- _Records contained in a dataset_
-=-=-
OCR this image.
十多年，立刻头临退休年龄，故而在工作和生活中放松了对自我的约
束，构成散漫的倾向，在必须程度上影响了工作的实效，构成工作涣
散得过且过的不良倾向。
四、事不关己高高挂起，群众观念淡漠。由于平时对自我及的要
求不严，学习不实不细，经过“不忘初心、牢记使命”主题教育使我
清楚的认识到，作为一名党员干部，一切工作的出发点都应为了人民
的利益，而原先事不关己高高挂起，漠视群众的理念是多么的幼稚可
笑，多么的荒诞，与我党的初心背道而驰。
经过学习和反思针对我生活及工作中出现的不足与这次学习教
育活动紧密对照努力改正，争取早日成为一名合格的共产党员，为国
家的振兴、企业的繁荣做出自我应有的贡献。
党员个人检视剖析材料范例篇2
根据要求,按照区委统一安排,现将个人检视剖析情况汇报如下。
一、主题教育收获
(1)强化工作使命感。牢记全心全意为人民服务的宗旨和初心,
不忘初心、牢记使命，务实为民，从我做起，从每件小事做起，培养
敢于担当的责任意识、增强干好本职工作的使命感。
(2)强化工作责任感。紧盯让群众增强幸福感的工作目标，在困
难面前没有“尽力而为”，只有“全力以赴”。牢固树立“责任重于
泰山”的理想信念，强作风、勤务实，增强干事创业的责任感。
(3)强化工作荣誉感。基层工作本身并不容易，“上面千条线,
-=-=-
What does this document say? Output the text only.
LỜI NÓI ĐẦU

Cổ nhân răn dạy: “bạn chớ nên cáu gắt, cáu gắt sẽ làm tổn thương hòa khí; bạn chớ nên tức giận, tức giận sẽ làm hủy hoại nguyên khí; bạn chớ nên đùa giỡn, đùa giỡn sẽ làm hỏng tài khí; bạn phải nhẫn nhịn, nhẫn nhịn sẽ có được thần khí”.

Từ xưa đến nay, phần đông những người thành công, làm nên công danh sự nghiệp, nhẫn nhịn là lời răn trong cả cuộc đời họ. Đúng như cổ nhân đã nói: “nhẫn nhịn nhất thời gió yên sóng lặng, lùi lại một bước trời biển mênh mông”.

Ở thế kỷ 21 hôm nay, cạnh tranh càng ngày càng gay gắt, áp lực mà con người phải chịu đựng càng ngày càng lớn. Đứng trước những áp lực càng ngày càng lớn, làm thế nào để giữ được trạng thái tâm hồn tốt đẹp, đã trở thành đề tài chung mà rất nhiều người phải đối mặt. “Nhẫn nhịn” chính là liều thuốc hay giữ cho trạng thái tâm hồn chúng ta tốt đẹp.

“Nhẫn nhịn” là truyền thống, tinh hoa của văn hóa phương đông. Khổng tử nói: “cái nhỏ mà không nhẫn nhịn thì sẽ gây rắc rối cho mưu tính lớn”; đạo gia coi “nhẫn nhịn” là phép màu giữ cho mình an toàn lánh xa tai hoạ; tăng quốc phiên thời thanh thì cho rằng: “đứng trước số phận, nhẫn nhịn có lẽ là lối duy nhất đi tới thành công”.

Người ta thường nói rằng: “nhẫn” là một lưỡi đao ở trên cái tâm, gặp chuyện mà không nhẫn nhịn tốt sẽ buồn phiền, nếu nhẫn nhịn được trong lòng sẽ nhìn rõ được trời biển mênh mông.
-=-=-
- _Given exercise_
Report the number of lines holding the string "mông", without any other words.

- _Answer below_
2